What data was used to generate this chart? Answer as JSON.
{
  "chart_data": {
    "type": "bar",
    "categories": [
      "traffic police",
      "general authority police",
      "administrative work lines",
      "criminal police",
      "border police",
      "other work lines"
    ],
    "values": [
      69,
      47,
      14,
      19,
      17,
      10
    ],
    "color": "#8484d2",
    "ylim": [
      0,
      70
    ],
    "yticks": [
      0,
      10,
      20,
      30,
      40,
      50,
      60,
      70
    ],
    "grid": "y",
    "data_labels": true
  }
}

> _WHAT YOU WILL DO_
Transcribe every entry verbatim.

> _OUTPUT BELOW_
What data was used to generate this chart? Answer as JSON.
{
  "chart_data": {
    "type": "bar",
    "categories": [
      "traffic police",
      "general authority police",
      "administrative work lines",
      "criminal police",
      "border police",
      "other work lines"
    ],
    "values": [
      69,
      47,
      14,
      19,
      17,
      10
    ],
    "color": "#8484d2",
    "ylim": [
      0,
      70
    ],
    "yticks": [
      0,
      10,
      20,
      30,
      40,
      50,
      60,
      70
    ],
    "grid": "y",
    "data_labels": true
  }
}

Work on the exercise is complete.